[Some records]
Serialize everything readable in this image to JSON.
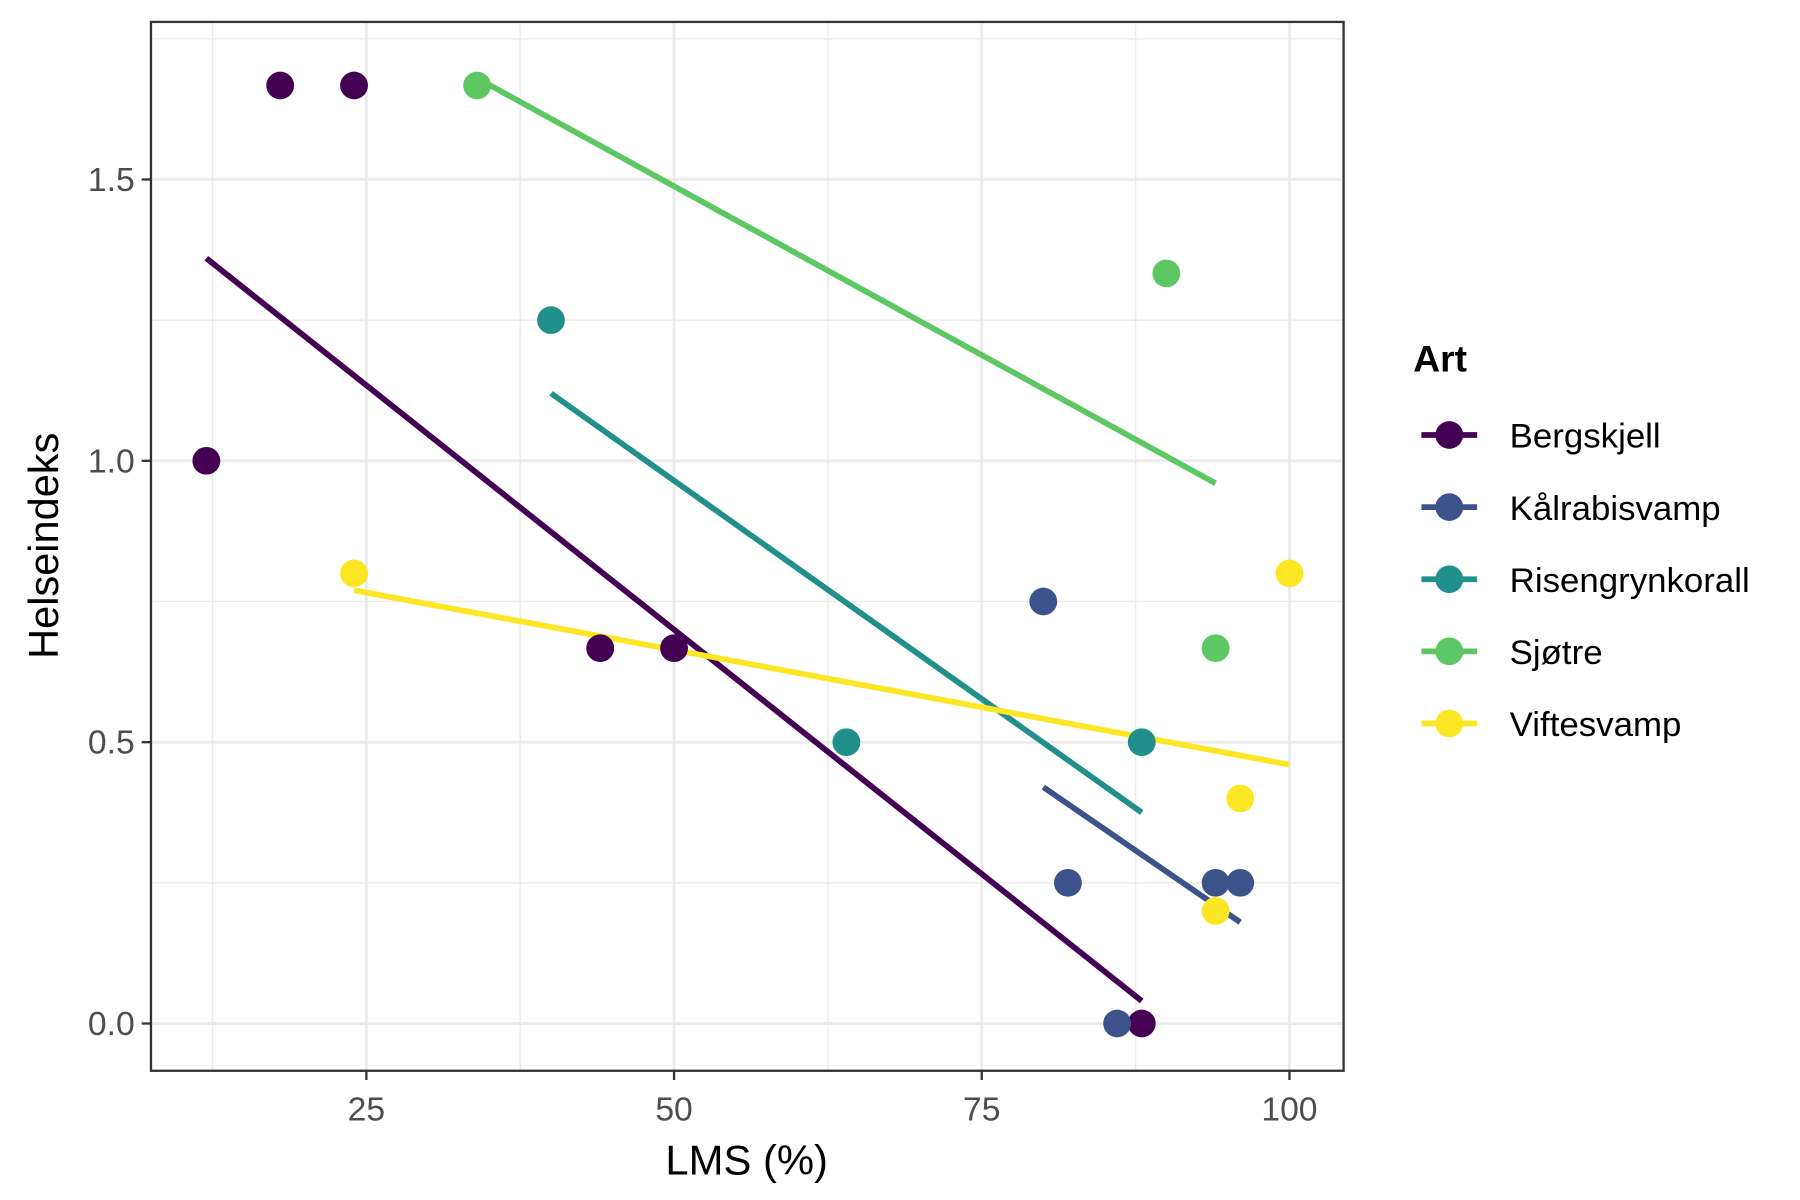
{
  "chart_data": {
    "type": "scatter",
    "title": "",
    "xlabel": "LMS (%)",
    "ylabel": "Helseindeks",
    "xlim": [
      7.5,
      104.4
    ],
    "ylim": [
      -0.084,
      1.78
    ],
    "x_ticks": [
      25,
      50,
      75,
      100
    ],
    "x_tick_labels": [
      "25",
      "50",
      "75",
      "100"
    ],
    "y_ticks": [
      0,
      0.5,
      1.0,
      1.5
    ],
    "y_tick_labels": [
      "0.0",
      "0.5",
      "1.0",
      "1.5"
    ],
    "x_minor_ticks": [
      12.5,
      37.5,
      62.5,
      87.5
    ],
    "y_minor_ticks": [
      0.25,
      0.75,
      1.25,
      1.75
    ],
    "grid": true,
    "legend": {
      "title": "Art",
      "position": "right"
    },
    "series": [
      {
        "name": "Bergskjell",
        "color": "#440154",
        "points": [
          [
            12,
            1.0
          ],
          [
            18,
            1.667
          ],
          [
            24,
            1.667
          ],
          [
            44,
            0.667
          ],
          [
            50,
            0.667
          ],
          [
            88,
            0.0
          ]
        ],
        "trend": [
          [
            12,
            1.36
          ],
          [
            88,
            0.04
          ]
        ]
      },
      {
        "name": "Kålrabisvamp",
        "color": "#3B528B",
        "points": [
          [
            80,
            0.75
          ],
          [
            82,
            0.25
          ],
          [
            86,
            0.0
          ],
          [
            94,
            0.25
          ],
          [
            96,
            0.25
          ]
        ],
        "trend": [
          [
            80,
            0.42
          ],
          [
            96,
            0.18
          ]
        ]
      },
      {
        "name": "Risengrynkorall",
        "color": "#21908C",
        "points": [
          [
            40,
            1.25
          ],
          [
            64,
            0.5
          ],
          [
            88,
            0.5
          ]
        ],
        "trend": [
          [
            40,
            1.12
          ],
          [
            88,
            0.375
          ]
        ]
      },
      {
        "name": "Sjøtre",
        "color": "#5DC863",
        "points": [
          [
            34,
            1.667
          ],
          [
            90,
            1.333
          ],
          [
            94,
            0.667
          ]
        ],
        "trend": [
          [
            34,
            1.68
          ],
          [
            94,
            0.96
          ]
        ]
      },
      {
        "name": "Viftesvamp",
        "color": "#FDE725",
        "points": [
          [
            24,
            0.8
          ],
          [
            94,
            0.2
          ],
          [
            96,
            0.4
          ],
          [
            100,
            0.8
          ]
        ],
        "trend": [
          [
            24,
            0.77
          ],
          [
            100,
            0.46
          ]
        ]
      }
    ]
  }
}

### Description of the task
Report how many lines in the records above contain the word "name", giving only the number.

### Written response
5